Directive → Answer with one number: the count of lines in this material that hold the word "Wijzigingen".

Information given →
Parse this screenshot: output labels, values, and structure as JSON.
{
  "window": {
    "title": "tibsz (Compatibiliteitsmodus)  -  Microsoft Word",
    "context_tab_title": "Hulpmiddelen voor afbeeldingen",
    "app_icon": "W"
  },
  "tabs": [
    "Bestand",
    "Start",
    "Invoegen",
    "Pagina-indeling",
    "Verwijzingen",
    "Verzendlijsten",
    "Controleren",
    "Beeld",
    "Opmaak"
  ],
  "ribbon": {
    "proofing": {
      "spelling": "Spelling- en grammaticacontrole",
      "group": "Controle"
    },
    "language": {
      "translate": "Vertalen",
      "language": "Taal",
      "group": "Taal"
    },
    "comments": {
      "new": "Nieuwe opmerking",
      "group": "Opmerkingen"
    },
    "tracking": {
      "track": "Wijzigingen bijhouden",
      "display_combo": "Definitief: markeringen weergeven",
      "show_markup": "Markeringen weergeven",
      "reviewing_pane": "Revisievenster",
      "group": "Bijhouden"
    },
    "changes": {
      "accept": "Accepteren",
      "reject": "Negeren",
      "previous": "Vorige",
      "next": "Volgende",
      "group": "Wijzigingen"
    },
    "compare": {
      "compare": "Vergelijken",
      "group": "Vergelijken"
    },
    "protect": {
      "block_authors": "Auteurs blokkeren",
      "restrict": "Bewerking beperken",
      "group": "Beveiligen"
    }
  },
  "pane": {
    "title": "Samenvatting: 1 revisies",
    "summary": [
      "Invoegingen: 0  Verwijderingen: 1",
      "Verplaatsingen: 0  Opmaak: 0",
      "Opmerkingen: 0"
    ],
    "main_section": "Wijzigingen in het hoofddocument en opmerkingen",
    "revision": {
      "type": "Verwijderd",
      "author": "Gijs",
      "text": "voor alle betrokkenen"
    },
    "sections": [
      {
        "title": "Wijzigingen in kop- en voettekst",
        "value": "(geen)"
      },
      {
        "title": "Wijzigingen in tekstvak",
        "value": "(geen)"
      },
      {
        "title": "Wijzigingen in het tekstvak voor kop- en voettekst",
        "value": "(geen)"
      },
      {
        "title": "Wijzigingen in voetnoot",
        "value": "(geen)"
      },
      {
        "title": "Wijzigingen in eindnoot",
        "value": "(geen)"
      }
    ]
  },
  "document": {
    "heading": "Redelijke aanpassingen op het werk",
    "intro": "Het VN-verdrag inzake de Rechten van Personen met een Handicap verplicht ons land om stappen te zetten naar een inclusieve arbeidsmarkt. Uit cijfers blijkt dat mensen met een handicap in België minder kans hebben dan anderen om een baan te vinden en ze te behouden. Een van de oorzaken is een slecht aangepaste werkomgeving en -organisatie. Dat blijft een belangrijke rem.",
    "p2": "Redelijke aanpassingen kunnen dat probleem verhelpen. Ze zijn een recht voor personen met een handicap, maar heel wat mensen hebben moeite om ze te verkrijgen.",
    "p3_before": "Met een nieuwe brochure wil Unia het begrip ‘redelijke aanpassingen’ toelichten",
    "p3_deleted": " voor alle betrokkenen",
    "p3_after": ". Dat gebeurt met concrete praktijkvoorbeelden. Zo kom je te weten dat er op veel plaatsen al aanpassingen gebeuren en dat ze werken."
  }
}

Task output → 8